[INPUT MATERIAL]:
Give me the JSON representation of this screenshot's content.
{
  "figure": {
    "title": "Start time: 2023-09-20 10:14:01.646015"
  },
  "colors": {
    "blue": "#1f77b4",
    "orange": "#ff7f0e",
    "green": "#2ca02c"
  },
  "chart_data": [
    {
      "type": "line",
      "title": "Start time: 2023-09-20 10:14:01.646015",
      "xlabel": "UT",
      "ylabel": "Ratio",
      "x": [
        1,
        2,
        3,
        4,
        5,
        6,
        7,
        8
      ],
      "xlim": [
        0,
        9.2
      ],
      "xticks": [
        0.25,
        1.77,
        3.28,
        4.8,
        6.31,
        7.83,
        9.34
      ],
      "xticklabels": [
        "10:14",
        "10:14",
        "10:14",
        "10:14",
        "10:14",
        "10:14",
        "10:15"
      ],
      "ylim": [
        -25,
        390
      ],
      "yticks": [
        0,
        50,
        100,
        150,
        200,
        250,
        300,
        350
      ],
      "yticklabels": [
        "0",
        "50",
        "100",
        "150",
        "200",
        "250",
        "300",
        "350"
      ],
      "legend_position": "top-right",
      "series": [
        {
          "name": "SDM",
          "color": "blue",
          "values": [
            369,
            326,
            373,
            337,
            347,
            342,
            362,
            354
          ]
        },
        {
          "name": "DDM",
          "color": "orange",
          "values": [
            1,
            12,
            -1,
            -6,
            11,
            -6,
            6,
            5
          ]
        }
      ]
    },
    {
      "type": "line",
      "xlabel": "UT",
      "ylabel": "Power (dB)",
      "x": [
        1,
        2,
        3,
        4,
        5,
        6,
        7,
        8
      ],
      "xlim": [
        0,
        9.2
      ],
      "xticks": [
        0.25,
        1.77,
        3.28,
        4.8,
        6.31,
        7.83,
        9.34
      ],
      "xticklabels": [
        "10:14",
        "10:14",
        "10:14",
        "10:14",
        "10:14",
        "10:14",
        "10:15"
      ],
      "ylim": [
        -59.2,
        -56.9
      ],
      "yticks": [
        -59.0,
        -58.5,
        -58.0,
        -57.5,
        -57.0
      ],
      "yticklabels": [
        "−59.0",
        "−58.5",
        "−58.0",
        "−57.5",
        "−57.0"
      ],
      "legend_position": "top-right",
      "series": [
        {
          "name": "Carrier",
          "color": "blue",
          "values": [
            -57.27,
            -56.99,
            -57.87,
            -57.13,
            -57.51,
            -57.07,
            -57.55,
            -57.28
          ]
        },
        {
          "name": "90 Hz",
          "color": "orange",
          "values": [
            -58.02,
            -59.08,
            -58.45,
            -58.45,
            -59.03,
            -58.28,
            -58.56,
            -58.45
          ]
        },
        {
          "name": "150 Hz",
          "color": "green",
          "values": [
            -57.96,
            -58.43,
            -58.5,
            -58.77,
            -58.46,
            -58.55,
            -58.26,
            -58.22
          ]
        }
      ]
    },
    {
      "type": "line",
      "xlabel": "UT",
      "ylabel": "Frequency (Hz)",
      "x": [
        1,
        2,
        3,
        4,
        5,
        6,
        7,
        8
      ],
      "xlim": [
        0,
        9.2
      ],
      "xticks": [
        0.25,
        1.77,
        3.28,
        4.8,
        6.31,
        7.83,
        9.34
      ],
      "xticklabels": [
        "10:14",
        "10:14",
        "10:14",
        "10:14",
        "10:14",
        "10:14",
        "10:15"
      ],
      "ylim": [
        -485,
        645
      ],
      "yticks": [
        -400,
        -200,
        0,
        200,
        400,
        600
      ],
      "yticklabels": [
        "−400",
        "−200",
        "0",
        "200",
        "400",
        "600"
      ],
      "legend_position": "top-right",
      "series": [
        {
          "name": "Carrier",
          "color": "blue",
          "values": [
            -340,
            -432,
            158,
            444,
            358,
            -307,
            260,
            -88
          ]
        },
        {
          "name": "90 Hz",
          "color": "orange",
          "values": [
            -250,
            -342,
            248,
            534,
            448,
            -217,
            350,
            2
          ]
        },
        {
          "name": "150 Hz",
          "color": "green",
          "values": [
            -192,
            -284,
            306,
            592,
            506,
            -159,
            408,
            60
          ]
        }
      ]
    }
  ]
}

[PROBLEM DESCRIPTION]:
Repeat the data precisely, reproducing every entry.

[TASK RESULT]:
Give me the JSON representation of this screenshot's content.
{
  "figure": {
    "title": "Start time: 2023-09-20 10:14:01.646015"
  },
  "colors": {
    "blue": "#1f77b4",
    "orange": "#ff7f0e",
    "green": "#2ca02c"
  },
  "chart_data": [
    {
      "type": "line",
      "title": "Start time: 2023-09-20 10:14:01.646015",
      "xlabel": "UT",
      "ylabel": "Ratio",
      "x": [
        1,
        2,
        3,
        4,
        5,
        6,
        7,
        8
      ],
      "xlim": [
        0,
        9.2
      ],
      "xticks": [
        0.25,
        1.77,
        3.28,
        4.8,
        6.31,
        7.83,
        9.34
      ],
      "xticklabels": [
        "10:14",
        "10:14",
        "10:14",
        "10:14",
        "10:14",
        "10:14",
        "10:15"
      ],
      "ylim": [
        -25,
        390
      ],
      "yticks": [
        0,
        50,
        100,
        150,
        200,
        250,
        300,
        350
      ],
      "yticklabels": [
        "0",
        "50",
        "100",
        "150",
        "200",
        "250",
        "300",
        "350"
      ],
      "legend_position": "top-right",
      "series": [
        {
          "name": "SDM",
          "color": "blue",
          "values": [
            369,
            326,
            373,
            337,
            347,
            342,
            362,
            354
          ]
        },
        {
          "name": "DDM",
          "color": "orange",
          "values": [
            1,
            12,
            -1,
            -6,
            11,
            -6,
            6,
            5
          ]
        }
      ]
    },
    {
      "type": "line",
      "xlabel": "UT",
      "ylabel": "Power (dB)",
      "x": [
        1,
        2,
        3,
        4,
        5,
        6,
        7,
        8
      ],
      "xlim": [
        0,
        9.2
      ],
      "xticks": [
        0.25,
        1.77,
        3.28,
        4.8,
        6.31,
        7.83,
        9.34
      ],
      "xticklabels": [
        "10:14",
        "10:14",
        "10:14",
        "10:14",
        "10:14",
        "10:14",
        "10:15"
      ],
      "ylim": [
        -59.2,
        -56.9
      ],
      "yticks": [
        -59.0,
        -58.5,
        -58.0,
        -57.5,
        -57.0
      ],
      "yticklabels": [
        "−59.0",
        "−58.5",
        "−58.0",
        "−57.5",
        "−57.0"
      ],
      "legend_position": "top-right",
      "series": [
        {
          "name": "Carrier",
          "color": "blue",
          "values": [
            -57.27,
            -56.99,
            -57.87,
            -57.13,
            -57.51,
            -57.07,
            -57.55,
            -57.28
          ]
        },
        {
          "name": "90 Hz",
          "color": "orange",
          "values": [
            -58.02,
            -59.08,
            -58.45,
            -58.45,
            -59.03,
            -58.28,
            -58.56,
            -58.45
          ]
        },
        {
          "name": "150 Hz",
          "color": "green",
          "values": [
            -57.96,
            -58.43,
            -58.5,
            -58.77,
            -58.46,
            -58.55,
            -58.26,
            -58.22
          ]
        }
      ]
    },
    {
      "type": "line",
      "xlabel": "UT",
      "ylabel": "Frequency (Hz)",
      "x": [
        1,
        2,
        3,
        4,
        5,
        6,
        7,
        8
      ],
      "xlim": [
        0,
        9.2
      ],
      "xticks": [
        0.25,
        1.77,
        3.28,
        4.8,
        6.31,
        7.83,
        9.34
      ],
      "xticklabels": [
        "10:14",
        "10:14",
        "10:14",
        "10:14",
        "10:14",
        "10:14",
        "10:15"
      ],
      "ylim": [
        -485,
        645
      ],
      "yticks": [
        -400,
        -200,
        0,
        200,
        400,
        600
      ],
      "yticklabels": [
        "−400",
        "−200",
        "0",
        "200",
        "400",
        "600"
      ],
      "legend_position": "top-right",
      "series": [
        {
          "name": "Carrier",
          "color": "blue",
          "values": [
            -340,
            -432,
            158,
            444,
            358,
            -307,
            260,
            -88
          ]
        },
        {
          "name": "90 Hz",
          "color": "orange",
          "values": [
            -250,
            -342,
            248,
            534,
            448,
            -217,
            350,
            2
          ]
        },
        {
          "name": "150 Hz",
          "color": "green",
          "values": [
            -192,
            -284,
            306,
            592,
            506,
            -159,
            408,
            60
          ]
        }
      ]
    }
  ]
}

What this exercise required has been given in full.